(GIVEN INSTRUCTION) Exact repetition is required: output every record in full.

# Start of MATERIAL PROVIDED

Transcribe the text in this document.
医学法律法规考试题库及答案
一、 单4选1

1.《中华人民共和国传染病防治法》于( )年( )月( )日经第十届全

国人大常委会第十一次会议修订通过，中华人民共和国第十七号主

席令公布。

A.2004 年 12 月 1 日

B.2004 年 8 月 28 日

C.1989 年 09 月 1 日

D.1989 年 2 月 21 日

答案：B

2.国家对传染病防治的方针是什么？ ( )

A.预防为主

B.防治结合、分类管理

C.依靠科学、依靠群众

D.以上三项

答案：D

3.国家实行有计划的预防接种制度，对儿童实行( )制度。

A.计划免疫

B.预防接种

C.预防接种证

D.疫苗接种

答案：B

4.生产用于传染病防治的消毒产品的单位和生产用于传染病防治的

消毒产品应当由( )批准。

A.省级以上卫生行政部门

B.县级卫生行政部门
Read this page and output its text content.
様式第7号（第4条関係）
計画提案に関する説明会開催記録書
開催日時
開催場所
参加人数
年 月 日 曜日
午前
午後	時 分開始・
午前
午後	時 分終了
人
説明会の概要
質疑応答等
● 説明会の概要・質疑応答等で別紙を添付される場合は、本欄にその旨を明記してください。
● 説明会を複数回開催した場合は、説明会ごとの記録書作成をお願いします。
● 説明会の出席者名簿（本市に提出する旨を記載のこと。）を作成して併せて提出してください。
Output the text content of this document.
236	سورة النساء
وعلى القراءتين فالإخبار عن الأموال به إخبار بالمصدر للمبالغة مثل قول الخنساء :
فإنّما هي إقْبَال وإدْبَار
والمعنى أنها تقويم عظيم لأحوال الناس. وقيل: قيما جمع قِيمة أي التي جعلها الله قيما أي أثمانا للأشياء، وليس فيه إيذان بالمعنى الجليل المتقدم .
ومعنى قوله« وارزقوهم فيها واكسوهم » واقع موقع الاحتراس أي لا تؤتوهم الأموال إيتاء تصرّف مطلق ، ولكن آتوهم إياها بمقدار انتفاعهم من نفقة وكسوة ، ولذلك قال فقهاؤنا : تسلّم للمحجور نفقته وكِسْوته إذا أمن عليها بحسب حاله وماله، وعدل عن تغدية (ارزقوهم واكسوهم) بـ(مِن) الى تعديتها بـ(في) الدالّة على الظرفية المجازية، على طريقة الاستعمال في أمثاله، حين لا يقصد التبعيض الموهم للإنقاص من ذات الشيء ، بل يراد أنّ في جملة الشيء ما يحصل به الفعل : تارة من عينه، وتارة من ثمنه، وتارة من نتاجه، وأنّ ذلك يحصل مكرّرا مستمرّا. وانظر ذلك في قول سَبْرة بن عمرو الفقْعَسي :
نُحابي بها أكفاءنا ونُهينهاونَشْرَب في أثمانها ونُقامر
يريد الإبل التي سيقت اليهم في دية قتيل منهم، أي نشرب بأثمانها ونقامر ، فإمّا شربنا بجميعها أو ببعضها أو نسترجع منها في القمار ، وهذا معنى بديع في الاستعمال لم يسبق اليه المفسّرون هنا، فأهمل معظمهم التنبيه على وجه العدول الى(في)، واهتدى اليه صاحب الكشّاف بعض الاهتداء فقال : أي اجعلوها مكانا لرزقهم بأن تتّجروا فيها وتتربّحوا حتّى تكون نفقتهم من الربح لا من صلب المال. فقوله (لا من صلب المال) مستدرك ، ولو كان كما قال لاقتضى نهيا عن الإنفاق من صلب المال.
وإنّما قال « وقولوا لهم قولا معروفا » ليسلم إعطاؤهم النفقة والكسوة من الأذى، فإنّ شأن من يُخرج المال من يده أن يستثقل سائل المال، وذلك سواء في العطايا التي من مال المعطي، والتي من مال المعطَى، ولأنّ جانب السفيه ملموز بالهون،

# End of MATERIAL PROVIDED

(COMPLETE OUTPUT)
Transcribe the text in this document.
医学法律法规考试题库及答案
一、 单4选1

1.《中华人民共和国传染病防治法》于( )年( )月( )日经第十届全

国人大常委会第十一次会议修订通过，中华人民共和国第十七号主

席令公布。

A.2004 年 12 月 1 日

B.2004 年 8 月 28 日

C.1989 年 09 月 1 日

D.1989 年 2 月 21 日

答案：B

2.国家对传染病防治的方针是什么？ ( )

A.预防为主

B.防治结合、分类管理

C.依靠科学、依靠群众

D.以上三项

答案：D

3.国家实行有计划的预防接种制度，对儿童实行( )制度。

A.计划免疫

B.预防接种

C.预防接种证

D.疫苗接种

答案：B

4.生产用于传染病防治的消毒产品的单位和生产用于传染病防治的

消毒产品应当由( )批准。

A.省级以上卫生行政部门

B.县级卫生行政部门
Read this page and output its text content.
様式第7号（第4条関係）
計画提案に関する説明会開催記録書
開催日時
開催場所
参加人数
年 月 日 曜日
午前
午後	時 分開始・
午前
午後	時 分終了
人
説明会の概要
質疑応答等
● 説明会の概要・質疑応答等で別紙を添付される場合は、本欄にその旨を明記してください。
● 説明会を複数回開催した場合は、説明会ごとの記録書作成をお願いします。
● 説明会の出席者名簿（本市に提出する旨を記載のこと。）を作成して併せて提出してください。
Output the text content of this document.
236	سورة النساء
وعلى القراءتين فالإخبار عن الأموال به إخبار بالمصدر للمبالغة مثل قول الخنساء :
فإنّما هي إقْبَال وإدْبَار
والمعنى أنها تقويم عظيم لأحوال الناس. وقيل: قيما جمع قِيمة أي التي جعلها الله قيما أي أثمانا للأشياء، وليس فيه إيذان بالمعنى الجليل المتقدم .
ومعنى قوله« وارزقوهم فيها واكسوهم » واقع موقع الاحتراس أي لا تؤتوهم الأموال إيتاء تصرّف مطلق ، ولكن آتوهم إياها بمقدار انتفاعهم من نفقة وكسوة ، ولذلك قال فقهاؤنا : تسلّم للمحجور نفقته وكِسْوته إذا أمن عليها بحسب حاله وماله، وعدل عن تغدية (ارزقوهم واكسوهم) بـ(مِن) الى تعديتها بـ(في) الدالّة على الظرفية المجازية، على طريقة الاستعمال في أمثاله، حين لا يقصد التبعيض الموهم للإنقاص من ذات الشيء ، بل يراد أنّ في جملة الشيء ما يحصل به الفعل : تارة من عينه، وتارة من ثمنه، وتارة من نتاجه، وأنّ ذلك يحصل مكرّرا مستمرّا. وانظر ذلك في قول سَبْرة بن عمرو الفقْعَسي :
نُحابي بها أكفاءنا ونُهينهاونَشْرَب في أثمانها ونُقامر
يريد الإبل التي سيقت اليهم في دية قتيل منهم، أي نشرب بأثمانها ونقامر ، فإمّا شربنا بجميعها أو ببعضها أو نسترجع منها في القمار ، وهذا معنى بديع في الاستعمال لم يسبق اليه المفسّرون هنا، فأهمل معظمهم التنبيه على وجه العدول الى(في)، واهتدى اليه صاحب الكشّاف بعض الاهتداء فقال : أي اجعلوها مكانا لرزقهم بأن تتّجروا فيها وتتربّحوا حتّى تكون نفقتهم من الربح لا من صلب المال. فقوله (لا من صلب المال) مستدرك ، ولو كان كما قال لاقتضى نهيا عن الإنفاق من صلب المال.
وإنّما قال « وقولوا لهم قولا معروفا » ليسلم إعطاؤهم النفقة والكسوة من الأذى، فإنّ شأن من يُخرج المال من يده أن يستثقل سائل المال، وذلك سواء في العطايا التي من مال المعطي، والتي من مال المعطَى، ولأنّ جانب السفيه ملموز بالهون،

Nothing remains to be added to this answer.